To be done: Of the lines in this material, how many contain "text"? Answer with a single number only.

Record set:
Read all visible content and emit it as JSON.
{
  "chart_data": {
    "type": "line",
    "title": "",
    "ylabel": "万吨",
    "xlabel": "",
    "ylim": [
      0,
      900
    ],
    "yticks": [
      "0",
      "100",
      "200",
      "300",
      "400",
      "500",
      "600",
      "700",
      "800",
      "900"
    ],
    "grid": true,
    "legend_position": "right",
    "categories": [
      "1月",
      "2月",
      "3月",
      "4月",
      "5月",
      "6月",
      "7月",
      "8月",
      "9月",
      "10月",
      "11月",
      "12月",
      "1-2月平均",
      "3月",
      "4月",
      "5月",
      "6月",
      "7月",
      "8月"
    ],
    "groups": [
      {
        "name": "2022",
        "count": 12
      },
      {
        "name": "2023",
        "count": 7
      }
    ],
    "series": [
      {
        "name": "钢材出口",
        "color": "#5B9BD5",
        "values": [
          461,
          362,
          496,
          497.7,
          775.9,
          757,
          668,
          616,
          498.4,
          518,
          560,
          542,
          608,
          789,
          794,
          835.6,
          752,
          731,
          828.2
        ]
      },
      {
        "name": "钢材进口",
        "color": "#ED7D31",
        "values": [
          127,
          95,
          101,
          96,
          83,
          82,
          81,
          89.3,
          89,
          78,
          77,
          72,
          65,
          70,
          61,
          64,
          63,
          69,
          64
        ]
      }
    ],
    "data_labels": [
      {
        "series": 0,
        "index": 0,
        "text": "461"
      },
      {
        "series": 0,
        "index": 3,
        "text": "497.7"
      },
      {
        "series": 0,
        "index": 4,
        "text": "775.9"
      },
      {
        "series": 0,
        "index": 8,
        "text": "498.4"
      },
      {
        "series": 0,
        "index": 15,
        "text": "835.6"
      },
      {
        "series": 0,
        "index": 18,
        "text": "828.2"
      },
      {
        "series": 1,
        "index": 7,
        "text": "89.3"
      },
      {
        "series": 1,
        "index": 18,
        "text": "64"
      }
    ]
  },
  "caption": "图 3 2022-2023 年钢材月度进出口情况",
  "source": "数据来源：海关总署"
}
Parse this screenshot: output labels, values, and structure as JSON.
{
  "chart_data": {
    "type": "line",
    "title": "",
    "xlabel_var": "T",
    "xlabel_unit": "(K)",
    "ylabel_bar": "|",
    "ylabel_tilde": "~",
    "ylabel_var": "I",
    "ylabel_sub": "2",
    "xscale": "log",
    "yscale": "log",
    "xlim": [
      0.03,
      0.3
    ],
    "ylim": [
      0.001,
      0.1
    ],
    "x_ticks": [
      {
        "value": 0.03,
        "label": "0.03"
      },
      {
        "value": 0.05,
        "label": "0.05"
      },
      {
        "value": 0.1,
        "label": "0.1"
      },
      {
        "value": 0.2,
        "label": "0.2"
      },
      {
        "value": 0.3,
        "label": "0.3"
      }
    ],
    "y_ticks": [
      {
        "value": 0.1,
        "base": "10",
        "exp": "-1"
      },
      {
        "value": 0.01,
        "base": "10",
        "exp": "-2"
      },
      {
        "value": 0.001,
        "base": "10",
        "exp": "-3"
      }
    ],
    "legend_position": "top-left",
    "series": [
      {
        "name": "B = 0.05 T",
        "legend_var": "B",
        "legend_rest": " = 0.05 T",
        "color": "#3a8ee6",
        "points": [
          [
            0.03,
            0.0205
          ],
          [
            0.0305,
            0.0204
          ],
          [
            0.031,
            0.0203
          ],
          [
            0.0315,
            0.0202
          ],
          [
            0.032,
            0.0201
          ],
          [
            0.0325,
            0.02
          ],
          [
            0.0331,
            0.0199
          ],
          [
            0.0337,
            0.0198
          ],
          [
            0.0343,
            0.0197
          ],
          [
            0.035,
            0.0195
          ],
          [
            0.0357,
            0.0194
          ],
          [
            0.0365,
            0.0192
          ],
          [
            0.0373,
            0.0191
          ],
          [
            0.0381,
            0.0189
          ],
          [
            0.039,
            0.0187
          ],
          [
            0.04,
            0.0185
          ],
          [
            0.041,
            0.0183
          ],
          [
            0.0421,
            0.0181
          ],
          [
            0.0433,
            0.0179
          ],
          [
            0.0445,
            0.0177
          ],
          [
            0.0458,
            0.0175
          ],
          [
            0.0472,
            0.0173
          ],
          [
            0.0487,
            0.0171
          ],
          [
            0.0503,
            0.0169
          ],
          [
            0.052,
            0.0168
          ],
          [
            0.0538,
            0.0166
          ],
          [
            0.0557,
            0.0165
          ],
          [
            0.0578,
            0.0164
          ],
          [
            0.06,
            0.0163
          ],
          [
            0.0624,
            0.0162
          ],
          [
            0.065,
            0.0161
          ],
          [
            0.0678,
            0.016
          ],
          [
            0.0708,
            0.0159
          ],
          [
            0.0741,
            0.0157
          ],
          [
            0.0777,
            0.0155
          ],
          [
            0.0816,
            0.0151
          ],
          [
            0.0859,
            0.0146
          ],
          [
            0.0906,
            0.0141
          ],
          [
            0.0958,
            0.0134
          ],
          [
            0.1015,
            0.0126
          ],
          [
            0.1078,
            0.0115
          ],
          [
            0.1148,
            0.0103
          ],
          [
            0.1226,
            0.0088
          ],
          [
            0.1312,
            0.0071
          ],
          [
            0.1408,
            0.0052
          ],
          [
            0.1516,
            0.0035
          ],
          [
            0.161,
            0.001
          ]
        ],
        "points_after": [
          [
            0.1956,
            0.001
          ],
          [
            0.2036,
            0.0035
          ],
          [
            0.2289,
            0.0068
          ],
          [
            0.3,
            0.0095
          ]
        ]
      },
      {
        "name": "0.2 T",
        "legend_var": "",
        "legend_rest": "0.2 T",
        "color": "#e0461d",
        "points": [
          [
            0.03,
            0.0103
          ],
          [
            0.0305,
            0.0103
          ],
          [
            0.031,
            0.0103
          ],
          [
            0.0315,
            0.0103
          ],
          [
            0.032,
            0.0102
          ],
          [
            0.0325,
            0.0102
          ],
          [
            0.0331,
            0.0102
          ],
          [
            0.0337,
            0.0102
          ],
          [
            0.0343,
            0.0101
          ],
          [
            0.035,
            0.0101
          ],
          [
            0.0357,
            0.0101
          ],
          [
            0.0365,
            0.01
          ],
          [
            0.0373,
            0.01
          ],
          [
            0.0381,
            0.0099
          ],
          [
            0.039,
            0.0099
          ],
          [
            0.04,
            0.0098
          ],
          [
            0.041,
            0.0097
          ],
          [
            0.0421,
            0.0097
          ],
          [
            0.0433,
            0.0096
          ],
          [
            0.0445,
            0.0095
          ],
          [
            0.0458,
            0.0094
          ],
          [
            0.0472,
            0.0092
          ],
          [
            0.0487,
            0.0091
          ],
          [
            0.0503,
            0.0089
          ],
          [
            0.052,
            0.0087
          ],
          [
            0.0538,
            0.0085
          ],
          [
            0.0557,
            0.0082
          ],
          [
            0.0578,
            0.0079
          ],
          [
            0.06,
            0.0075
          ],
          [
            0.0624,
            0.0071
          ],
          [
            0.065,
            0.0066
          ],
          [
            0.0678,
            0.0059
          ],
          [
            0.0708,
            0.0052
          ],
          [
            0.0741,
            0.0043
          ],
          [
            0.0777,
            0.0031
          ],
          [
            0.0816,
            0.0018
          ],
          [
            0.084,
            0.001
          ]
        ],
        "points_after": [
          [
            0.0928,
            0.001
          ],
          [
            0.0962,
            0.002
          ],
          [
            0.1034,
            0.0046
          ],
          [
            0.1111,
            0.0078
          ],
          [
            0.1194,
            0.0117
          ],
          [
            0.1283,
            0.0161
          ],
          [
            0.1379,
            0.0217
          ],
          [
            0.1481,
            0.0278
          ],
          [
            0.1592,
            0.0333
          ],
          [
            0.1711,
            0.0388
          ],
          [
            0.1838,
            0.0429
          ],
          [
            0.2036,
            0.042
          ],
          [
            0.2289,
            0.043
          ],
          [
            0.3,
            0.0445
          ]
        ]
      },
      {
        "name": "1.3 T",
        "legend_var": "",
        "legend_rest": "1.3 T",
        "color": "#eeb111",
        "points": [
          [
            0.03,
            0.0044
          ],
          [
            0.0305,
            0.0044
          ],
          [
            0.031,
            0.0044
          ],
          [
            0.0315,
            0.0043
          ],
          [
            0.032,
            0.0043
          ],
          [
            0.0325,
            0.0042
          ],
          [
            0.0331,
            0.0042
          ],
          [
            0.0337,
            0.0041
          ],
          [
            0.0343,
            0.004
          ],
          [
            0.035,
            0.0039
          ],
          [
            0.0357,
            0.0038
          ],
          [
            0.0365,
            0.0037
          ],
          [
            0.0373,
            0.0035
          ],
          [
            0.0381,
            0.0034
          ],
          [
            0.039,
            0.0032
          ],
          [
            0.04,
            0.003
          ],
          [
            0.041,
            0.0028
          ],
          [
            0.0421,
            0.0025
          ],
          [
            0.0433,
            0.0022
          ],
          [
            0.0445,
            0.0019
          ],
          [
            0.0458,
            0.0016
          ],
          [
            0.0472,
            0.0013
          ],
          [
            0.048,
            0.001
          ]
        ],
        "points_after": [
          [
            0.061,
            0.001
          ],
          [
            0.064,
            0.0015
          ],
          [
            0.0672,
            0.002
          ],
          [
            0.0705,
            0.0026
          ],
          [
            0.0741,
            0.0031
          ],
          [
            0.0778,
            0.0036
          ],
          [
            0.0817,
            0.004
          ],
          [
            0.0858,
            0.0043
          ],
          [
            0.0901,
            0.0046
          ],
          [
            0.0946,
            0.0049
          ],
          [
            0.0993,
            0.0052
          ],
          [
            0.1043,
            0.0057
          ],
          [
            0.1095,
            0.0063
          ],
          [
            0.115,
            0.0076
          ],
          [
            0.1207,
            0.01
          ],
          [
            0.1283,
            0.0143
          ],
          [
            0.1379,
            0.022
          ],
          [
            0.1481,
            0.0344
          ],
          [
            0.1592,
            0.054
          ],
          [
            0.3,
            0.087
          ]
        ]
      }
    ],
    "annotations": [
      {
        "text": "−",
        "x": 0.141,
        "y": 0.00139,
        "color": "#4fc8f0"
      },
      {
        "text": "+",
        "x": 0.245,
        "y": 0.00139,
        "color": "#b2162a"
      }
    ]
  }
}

Reply: 10